• [Extracted data]
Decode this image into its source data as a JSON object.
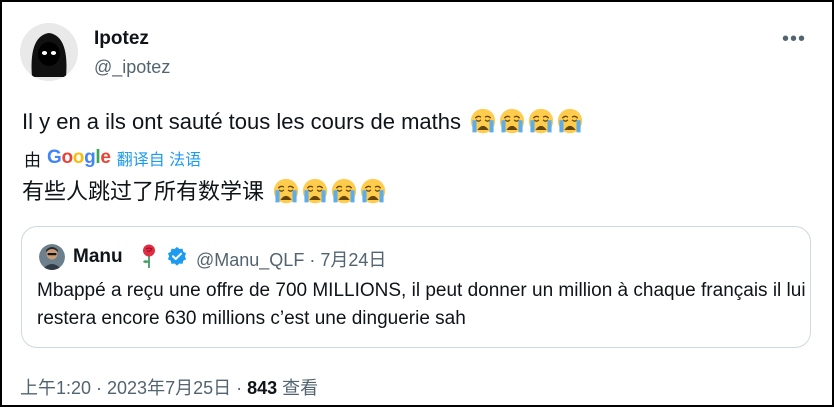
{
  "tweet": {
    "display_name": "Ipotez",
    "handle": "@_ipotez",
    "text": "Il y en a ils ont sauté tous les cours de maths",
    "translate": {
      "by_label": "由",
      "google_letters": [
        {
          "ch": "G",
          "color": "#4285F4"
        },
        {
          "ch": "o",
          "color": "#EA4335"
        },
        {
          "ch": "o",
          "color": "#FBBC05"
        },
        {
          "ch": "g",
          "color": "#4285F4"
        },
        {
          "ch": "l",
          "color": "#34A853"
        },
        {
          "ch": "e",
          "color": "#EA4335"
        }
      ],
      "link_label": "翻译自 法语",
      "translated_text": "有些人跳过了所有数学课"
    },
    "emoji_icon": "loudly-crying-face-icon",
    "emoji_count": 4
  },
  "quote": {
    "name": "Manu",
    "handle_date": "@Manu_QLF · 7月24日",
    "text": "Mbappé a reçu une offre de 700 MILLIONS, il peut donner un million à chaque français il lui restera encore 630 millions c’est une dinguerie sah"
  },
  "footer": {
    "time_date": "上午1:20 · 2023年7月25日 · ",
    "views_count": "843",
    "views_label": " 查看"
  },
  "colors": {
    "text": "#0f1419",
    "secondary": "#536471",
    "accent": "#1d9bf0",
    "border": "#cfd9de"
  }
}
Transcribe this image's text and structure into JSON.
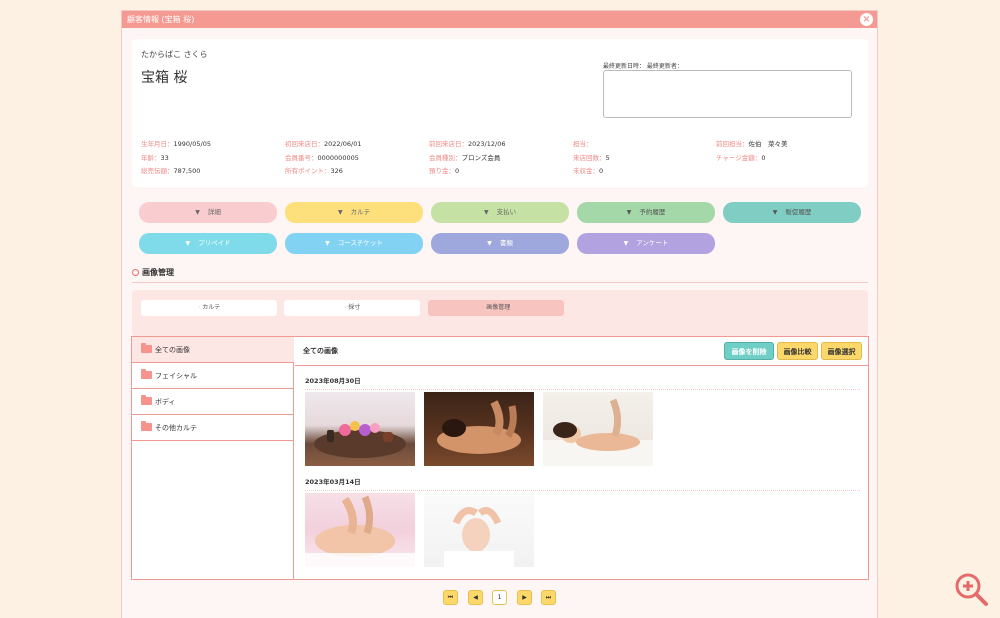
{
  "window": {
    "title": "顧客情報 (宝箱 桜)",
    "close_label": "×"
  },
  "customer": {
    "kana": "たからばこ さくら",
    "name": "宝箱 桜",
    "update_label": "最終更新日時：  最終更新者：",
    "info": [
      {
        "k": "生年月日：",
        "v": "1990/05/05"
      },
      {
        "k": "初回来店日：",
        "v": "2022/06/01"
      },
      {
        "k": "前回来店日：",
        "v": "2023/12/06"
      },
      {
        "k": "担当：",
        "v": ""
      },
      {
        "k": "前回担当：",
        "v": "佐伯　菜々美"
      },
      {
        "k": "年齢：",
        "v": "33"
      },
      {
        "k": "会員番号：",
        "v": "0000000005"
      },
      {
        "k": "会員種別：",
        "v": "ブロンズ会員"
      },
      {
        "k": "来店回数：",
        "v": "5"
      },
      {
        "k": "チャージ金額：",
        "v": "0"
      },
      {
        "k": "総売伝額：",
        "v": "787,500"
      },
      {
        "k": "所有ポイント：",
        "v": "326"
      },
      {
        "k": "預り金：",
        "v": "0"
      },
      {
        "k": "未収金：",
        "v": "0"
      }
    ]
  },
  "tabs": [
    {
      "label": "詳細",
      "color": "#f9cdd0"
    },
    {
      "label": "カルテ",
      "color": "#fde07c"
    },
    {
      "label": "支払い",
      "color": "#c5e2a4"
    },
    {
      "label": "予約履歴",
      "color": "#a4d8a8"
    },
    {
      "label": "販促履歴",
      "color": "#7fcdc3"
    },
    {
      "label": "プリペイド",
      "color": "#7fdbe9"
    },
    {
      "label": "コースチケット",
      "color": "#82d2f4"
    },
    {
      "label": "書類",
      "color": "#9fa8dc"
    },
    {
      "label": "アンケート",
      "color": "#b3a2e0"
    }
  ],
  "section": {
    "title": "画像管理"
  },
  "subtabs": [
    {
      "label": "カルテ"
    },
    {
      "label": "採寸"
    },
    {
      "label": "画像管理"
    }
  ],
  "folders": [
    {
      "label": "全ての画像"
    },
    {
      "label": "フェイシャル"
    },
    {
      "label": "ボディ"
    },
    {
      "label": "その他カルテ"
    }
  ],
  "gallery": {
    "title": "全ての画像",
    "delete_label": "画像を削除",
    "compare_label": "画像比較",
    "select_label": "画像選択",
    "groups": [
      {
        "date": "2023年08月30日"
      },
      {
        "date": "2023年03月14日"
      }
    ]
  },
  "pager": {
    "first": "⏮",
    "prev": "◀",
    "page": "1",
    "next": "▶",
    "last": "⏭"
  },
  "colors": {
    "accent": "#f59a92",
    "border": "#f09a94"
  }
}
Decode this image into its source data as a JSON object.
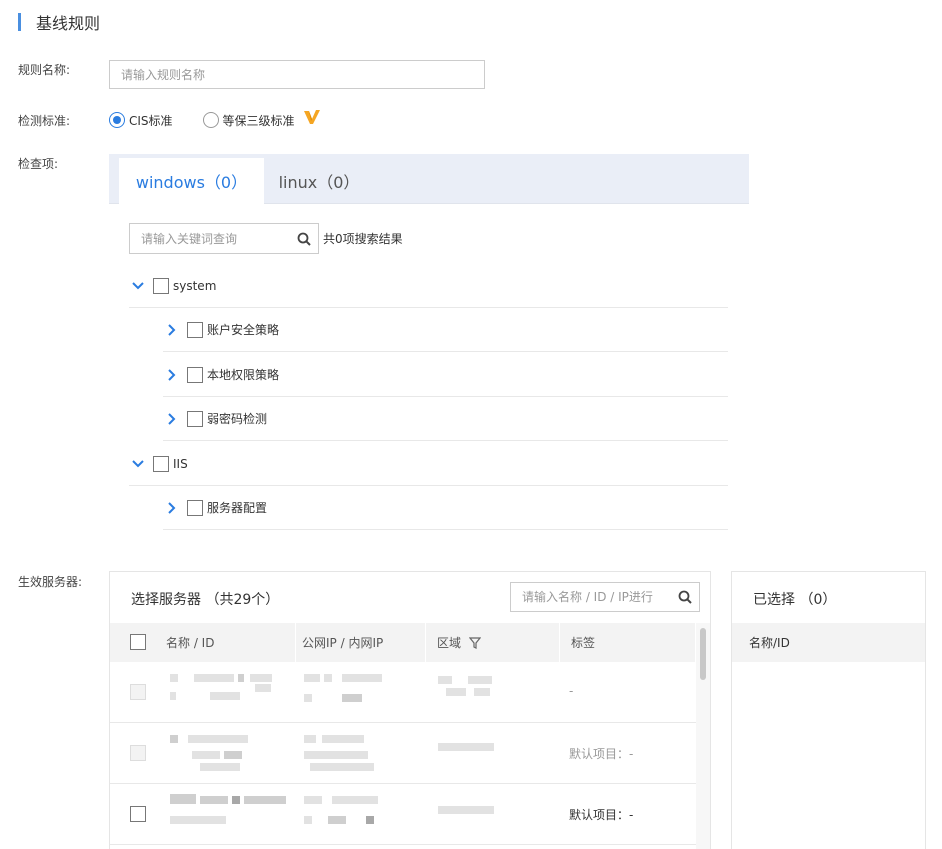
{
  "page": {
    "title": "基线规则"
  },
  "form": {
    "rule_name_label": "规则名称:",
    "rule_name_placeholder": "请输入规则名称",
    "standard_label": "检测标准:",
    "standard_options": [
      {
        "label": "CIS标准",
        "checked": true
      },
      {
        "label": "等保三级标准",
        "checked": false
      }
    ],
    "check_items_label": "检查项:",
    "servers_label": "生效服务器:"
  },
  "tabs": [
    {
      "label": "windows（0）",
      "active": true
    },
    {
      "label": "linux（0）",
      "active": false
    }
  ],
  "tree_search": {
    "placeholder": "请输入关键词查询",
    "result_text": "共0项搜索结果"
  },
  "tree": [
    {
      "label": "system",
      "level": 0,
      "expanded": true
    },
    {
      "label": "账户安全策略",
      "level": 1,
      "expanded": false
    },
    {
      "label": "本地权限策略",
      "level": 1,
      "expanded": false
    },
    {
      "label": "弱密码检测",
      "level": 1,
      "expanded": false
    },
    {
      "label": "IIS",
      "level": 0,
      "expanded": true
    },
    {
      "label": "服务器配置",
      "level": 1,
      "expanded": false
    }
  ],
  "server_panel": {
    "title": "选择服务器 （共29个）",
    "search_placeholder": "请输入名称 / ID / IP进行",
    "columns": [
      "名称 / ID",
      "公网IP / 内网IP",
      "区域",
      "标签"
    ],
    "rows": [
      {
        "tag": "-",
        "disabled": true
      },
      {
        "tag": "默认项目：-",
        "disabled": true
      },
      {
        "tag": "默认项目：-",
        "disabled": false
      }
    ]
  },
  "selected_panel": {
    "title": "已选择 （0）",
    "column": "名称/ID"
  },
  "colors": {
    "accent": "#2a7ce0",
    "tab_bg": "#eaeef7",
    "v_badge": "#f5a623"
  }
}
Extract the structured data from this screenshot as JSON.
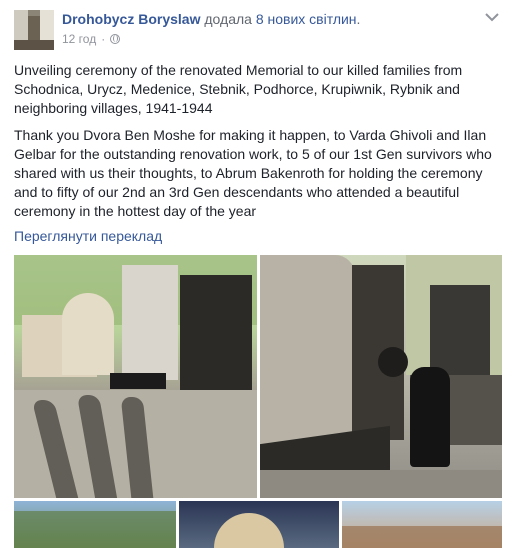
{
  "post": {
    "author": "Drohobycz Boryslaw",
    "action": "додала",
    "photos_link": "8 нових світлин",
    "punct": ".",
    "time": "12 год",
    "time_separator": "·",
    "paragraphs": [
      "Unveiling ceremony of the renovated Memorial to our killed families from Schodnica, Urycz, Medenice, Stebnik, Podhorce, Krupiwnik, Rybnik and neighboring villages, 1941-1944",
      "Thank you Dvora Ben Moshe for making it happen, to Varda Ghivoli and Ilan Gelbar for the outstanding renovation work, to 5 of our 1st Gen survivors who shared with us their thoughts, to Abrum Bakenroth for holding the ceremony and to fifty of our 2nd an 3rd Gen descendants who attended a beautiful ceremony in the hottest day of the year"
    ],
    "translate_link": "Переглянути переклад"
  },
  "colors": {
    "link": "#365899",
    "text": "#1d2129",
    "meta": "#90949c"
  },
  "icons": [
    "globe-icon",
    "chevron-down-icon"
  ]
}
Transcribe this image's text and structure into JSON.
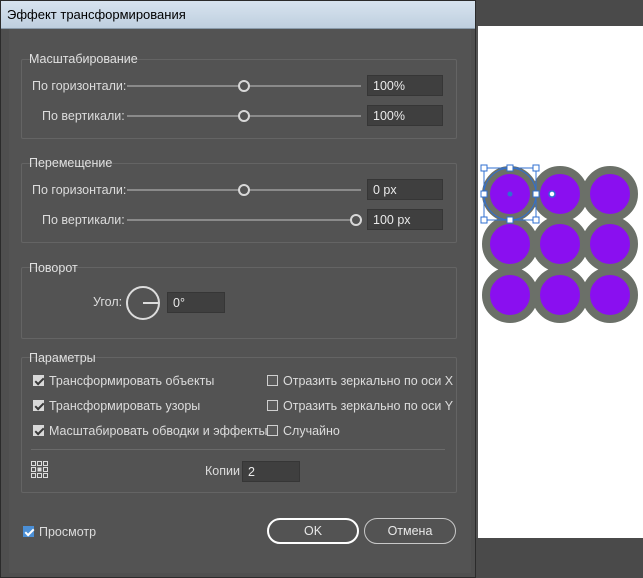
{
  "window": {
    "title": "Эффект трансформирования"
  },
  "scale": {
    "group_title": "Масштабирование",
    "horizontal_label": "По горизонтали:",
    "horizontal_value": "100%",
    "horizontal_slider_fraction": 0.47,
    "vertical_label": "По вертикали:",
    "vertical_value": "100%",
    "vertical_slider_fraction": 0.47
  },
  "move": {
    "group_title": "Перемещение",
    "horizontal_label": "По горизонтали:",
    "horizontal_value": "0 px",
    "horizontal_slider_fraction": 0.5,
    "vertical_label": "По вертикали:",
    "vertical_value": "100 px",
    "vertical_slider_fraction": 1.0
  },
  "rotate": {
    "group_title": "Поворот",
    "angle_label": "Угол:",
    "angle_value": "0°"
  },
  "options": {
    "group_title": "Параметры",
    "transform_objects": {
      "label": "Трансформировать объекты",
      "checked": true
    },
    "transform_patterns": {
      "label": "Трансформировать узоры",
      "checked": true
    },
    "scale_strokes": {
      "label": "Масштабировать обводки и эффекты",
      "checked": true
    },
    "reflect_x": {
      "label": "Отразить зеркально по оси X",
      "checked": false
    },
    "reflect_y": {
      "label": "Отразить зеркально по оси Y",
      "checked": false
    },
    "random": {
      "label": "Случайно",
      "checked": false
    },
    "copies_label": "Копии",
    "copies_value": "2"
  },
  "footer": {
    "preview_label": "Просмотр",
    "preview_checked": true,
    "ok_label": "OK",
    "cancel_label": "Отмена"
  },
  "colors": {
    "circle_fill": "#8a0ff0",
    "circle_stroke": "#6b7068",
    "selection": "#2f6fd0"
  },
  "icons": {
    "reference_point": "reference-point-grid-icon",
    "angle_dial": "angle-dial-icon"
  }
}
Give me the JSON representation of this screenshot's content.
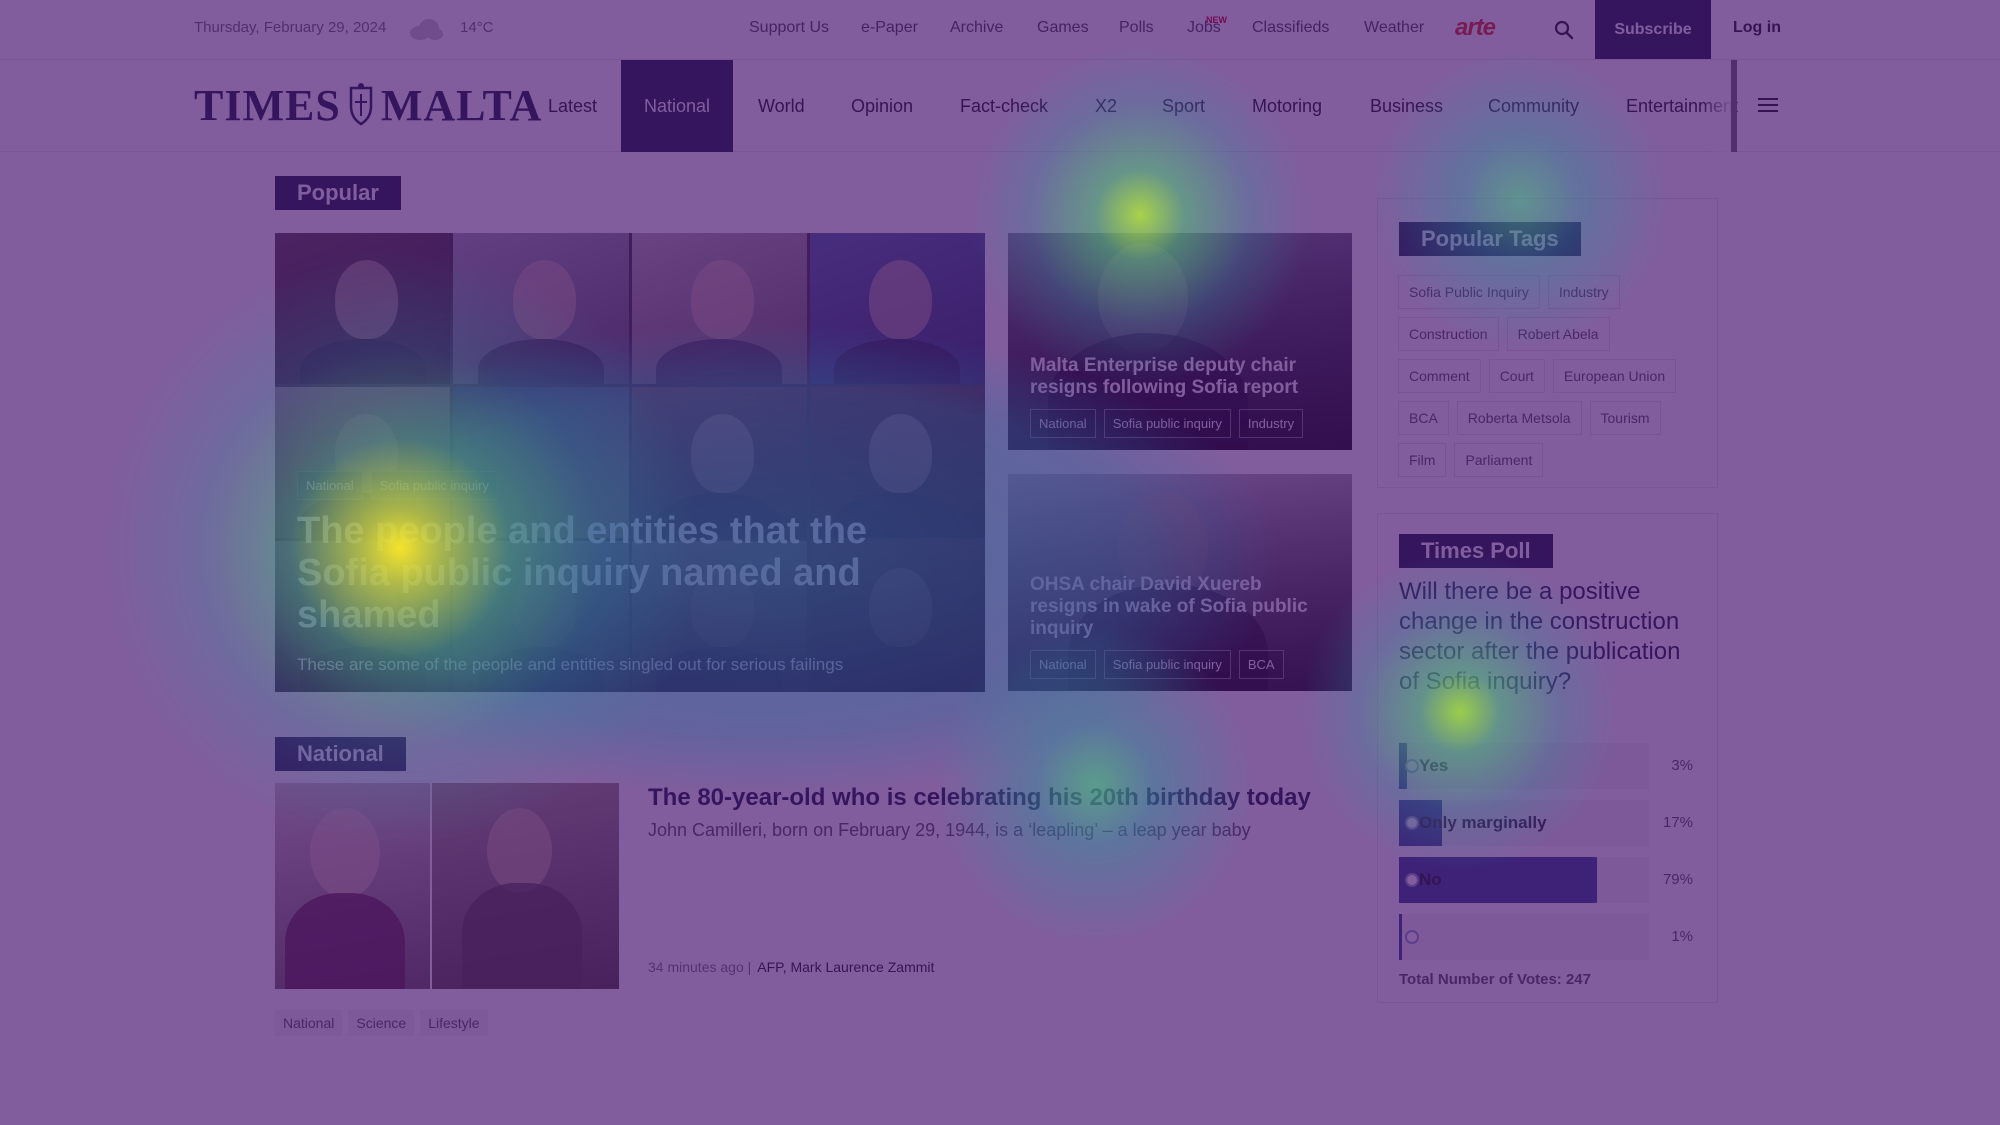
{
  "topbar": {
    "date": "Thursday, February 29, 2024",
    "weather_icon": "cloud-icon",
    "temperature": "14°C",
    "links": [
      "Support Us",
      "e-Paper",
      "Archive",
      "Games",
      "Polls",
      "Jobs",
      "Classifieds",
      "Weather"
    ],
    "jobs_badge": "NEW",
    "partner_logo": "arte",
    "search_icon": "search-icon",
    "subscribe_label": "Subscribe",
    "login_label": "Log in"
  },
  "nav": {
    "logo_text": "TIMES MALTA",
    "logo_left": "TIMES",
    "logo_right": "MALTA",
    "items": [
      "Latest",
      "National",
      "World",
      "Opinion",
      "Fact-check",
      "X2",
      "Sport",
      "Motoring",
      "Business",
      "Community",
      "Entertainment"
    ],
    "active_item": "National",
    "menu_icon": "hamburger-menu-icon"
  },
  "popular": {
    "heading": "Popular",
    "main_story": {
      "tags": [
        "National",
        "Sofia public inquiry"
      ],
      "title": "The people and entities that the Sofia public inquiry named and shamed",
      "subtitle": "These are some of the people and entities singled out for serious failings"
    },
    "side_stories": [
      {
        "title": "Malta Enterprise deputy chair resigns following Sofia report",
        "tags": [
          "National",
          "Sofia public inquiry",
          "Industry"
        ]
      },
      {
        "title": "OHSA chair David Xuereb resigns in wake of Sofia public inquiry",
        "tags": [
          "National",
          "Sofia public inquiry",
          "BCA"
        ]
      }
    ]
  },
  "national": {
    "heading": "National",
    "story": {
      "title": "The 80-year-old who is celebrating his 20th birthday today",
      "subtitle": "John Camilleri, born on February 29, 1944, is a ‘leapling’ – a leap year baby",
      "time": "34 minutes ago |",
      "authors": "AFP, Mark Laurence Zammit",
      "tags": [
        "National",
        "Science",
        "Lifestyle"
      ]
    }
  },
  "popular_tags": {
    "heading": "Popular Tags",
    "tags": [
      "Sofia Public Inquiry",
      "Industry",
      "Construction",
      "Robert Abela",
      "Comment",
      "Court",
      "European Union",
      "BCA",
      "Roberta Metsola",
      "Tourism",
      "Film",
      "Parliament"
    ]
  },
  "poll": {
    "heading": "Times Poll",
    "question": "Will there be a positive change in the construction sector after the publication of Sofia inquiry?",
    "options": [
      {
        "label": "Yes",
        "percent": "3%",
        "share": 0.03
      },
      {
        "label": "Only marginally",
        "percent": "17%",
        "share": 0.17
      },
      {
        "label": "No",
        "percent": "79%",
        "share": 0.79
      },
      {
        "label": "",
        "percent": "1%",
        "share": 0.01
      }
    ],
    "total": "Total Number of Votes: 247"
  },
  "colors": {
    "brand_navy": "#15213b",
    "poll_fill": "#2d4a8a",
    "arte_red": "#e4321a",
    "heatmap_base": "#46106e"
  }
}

• [Work to be completed]
State how many lines above contain the string "resigns", with no other words.

• [Result]
2